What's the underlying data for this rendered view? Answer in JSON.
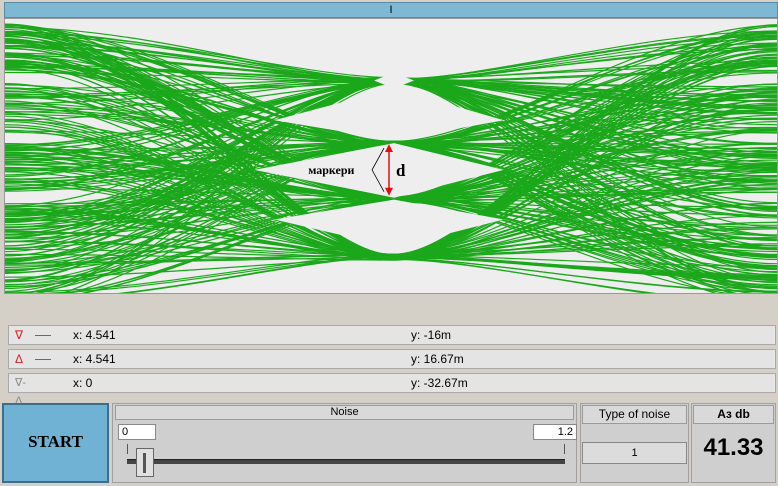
{
  "window": {
    "title": "I"
  },
  "plot": {
    "trace_color": "#1ba81b",
    "annotation_label": "маркери",
    "annotation_letter": "d",
    "marker_color": "#e01010"
  },
  "markers": [
    {
      "symbol": "∇",
      "symbol_color": "#e02020",
      "x": "x: 4.541",
      "y": "y: -16m"
    },
    {
      "symbol": "Δ",
      "symbol_color": "#e02020",
      "x": "x: 4.541",
      "y": "y: 16.67m"
    },
    {
      "symbol": "∇-Δ",
      "symbol_color": "#888888",
      "x": "x: 0",
      "y": "y: -32.67m"
    }
  ],
  "controls": {
    "start_label": "START",
    "noise": {
      "title": "Noise",
      "min": "0",
      "max": "1.2",
      "value": 0.05
    },
    "type_of_noise": {
      "title": "Type of noise",
      "value": "1"
    },
    "az": {
      "title": "Aз  db",
      "value": "41.33"
    }
  }
}
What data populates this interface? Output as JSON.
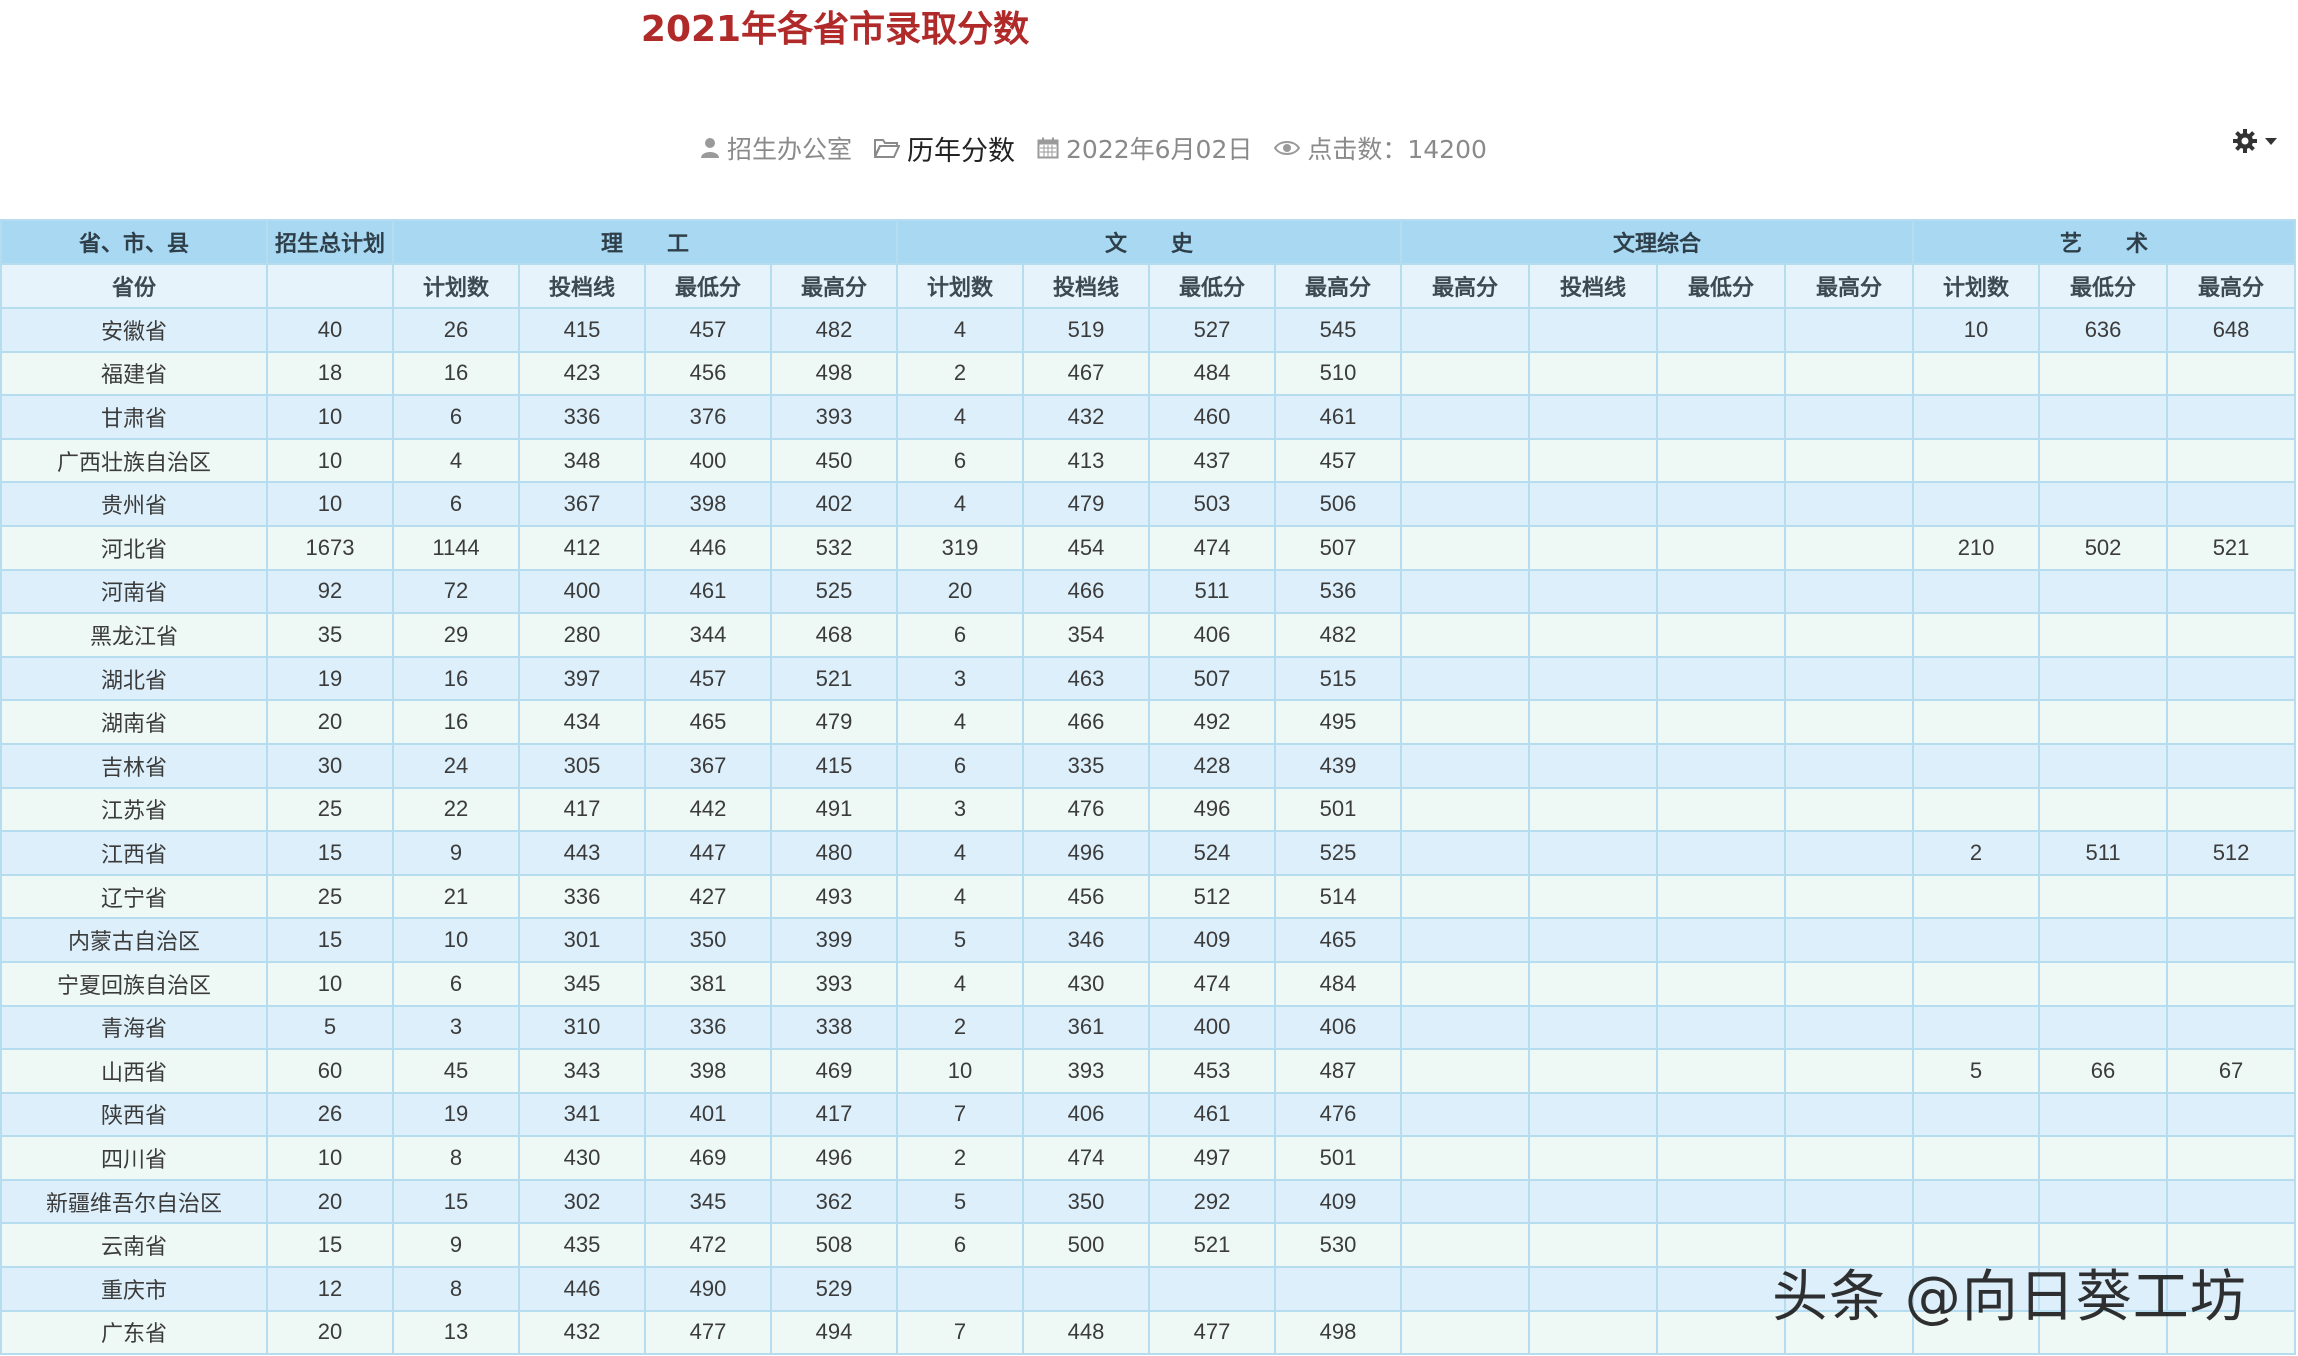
{
  "page": {
    "title": "2021年各省市录取分数",
    "meta": {
      "author": "招生办公室",
      "category": "历年分数",
      "date": "2022年6月02日",
      "views": "点击数：14200"
    },
    "watermark": "头条 @向日葵工坊"
  },
  "icons": {
    "author": "user-icon",
    "category": "folder-icon",
    "date": "calendar-icon",
    "views": "eye-icon",
    "settings": "gear-icon",
    "caret": "caret-down-icon"
  },
  "colors": {
    "title": "#b02a2a",
    "header_bg": "#a8d8f2",
    "subheader_bg": "#e6f3fb",
    "row_odd": "#ddeffa",
    "row_even": "#eef8f5",
    "border": "#b6dcef"
  },
  "table": {
    "group_headers": [
      "省、市、县",
      "招生总计划",
      "理　　工",
      "文　　史",
      "文理综合",
      "艺　　术"
    ],
    "columns": [
      "省份",
      "",
      "计划数",
      "投档线",
      "最低分",
      "最高分",
      "计划数",
      "投档线",
      "最低分",
      "最高分",
      "最高分",
      "投档线",
      "最低分",
      "最高分",
      "计划数",
      "最低分",
      "最高分"
    ],
    "rows": [
      [
        "安徽省",
        "40",
        "26",
        "415",
        "457",
        "482",
        "4",
        "519",
        "527",
        "545",
        "",
        "",
        "",
        "",
        "10",
        "636",
        "648"
      ],
      [
        "福建省",
        "18",
        "16",
        "423",
        "456",
        "498",
        "2",
        "467",
        "484",
        "510",
        "",
        "",
        "",
        "",
        "",
        "",
        ""
      ],
      [
        "甘肃省",
        "10",
        "6",
        "336",
        "376",
        "393",
        "4",
        "432",
        "460",
        "461",
        "",
        "",
        "",
        "",
        "",
        "",
        ""
      ],
      [
        "广西壮族自治区",
        "10",
        "4",
        "348",
        "400",
        "450",
        "6",
        "413",
        "437",
        "457",
        "",
        "",
        "",
        "",
        "",
        "",
        ""
      ],
      [
        "贵州省",
        "10",
        "6",
        "367",
        "398",
        "402",
        "4",
        "479",
        "503",
        "506",
        "",
        "",
        "",
        "",
        "",
        "",
        ""
      ],
      [
        "河北省",
        "1673",
        "1144",
        "412",
        "446",
        "532",
        "319",
        "454",
        "474",
        "507",
        "",
        "",
        "",
        "",
        "210",
        "502",
        "521"
      ],
      [
        "河南省",
        "92",
        "72",
        "400",
        "461",
        "525",
        "20",
        "466",
        "511",
        "536",
        "",
        "",
        "",
        "",
        "",
        "",
        ""
      ],
      [
        "黑龙江省",
        "35",
        "29",
        "280",
        "344",
        "468",
        "6",
        "354",
        "406",
        "482",
        "",
        "",
        "",
        "",
        "",
        "",
        ""
      ],
      [
        "湖北省",
        "19",
        "16",
        "397",
        "457",
        "521",
        "3",
        "463",
        "507",
        "515",
        "",
        "",
        "",
        "",
        "",
        "",
        ""
      ],
      [
        "湖南省",
        "20",
        "16",
        "434",
        "465",
        "479",
        "4",
        "466",
        "492",
        "495",
        "",
        "",
        "",
        "",
        "",
        "",
        ""
      ],
      [
        "吉林省",
        "30",
        "24",
        "305",
        "367",
        "415",
        "6",
        "335",
        "428",
        "439",
        "",
        "",
        "",
        "",
        "",
        "",
        ""
      ],
      [
        "江苏省",
        "25",
        "22",
        "417",
        "442",
        "491",
        "3",
        "476",
        "496",
        "501",
        "",
        "",
        "",
        "",
        "",
        "",
        ""
      ],
      [
        "江西省",
        "15",
        "9",
        "443",
        "447",
        "480",
        "4",
        "496",
        "524",
        "525",
        "",
        "",
        "",
        "",
        "2",
        "511",
        "512"
      ],
      [
        "辽宁省",
        "25",
        "21",
        "336",
        "427",
        "493",
        "4",
        "456",
        "512",
        "514",
        "",
        "",
        "",
        "",
        "",
        "",
        ""
      ],
      [
        "内蒙古自治区",
        "15",
        "10",
        "301",
        "350",
        "399",
        "5",
        "346",
        "409",
        "465",
        "",
        "",
        "",
        "",
        "",
        "",
        ""
      ],
      [
        "宁夏回族自治区",
        "10",
        "6",
        "345",
        "381",
        "393",
        "4",
        "430",
        "474",
        "484",
        "",
        "",
        "",
        "",
        "",
        "",
        ""
      ],
      [
        "青海省",
        "5",
        "3",
        "310",
        "336",
        "338",
        "2",
        "361",
        "400",
        "406",
        "",
        "",
        "",
        "",
        "",
        "",
        ""
      ],
      [
        "山西省",
        "60",
        "45",
        "343",
        "398",
        "469",
        "10",
        "393",
        "453",
        "487",
        "",
        "",
        "",
        "",
        "5",
        "66",
        "67"
      ],
      [
        "陕西省",
        "26",
        "19",
        "341",
        "401",
        "417",
        "7",
        "406",
        "461",
        "476",
        "",
        "",
        "",
        "",
        "",
        "",
        ""
      ],
      [
        "四川省",
        "10",
        "8",
        "430",
        "469",
        "496",
        "2",
        "474",
        "497",
        "501",
        "",
        "",
        "",
        "",
        "",
        "",
        ""
      ],
      [
        "新疆维吾尔自治区",
        "20",
        "15",
        "302",
        "345",
        "362",
        "5",
        "350",
        "292",
        "409",
        "",
        "",
        "",
        "",
        "",
        "",
        ""
      ],
      [
        "云南省",
        "15",
        "9",
        "435",
        "472",
        "508",
        "6",
        "500",
        "521",
        "530",
        "",
        "",
        "",
        "",
        "",
        "",
        ""
      ],
      [
        "重庆市",
        "12",
        "8",
        "446",
        "490",
        "529",
        "",
        "",
        "",
        "",
        "",
        "",
        "",
        "",
        "",
        "",
        ""
      ],
      [
        "广东省",
        "20",
        "13",
        "432",
        "477",
        "494",
        "7",
        "448",
        "477",
        "498",
        "",
        "",
        "",
        "",
        "",
        "",
        ""
      ]
    ]
  }
}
☆ ☆ ☆ ☆ ☆
Whenever "What" turns up in a line, pick that line out.

What's the underlying data for this rendered view? Answer in JSON.
What data populates this interface? Output as JSON.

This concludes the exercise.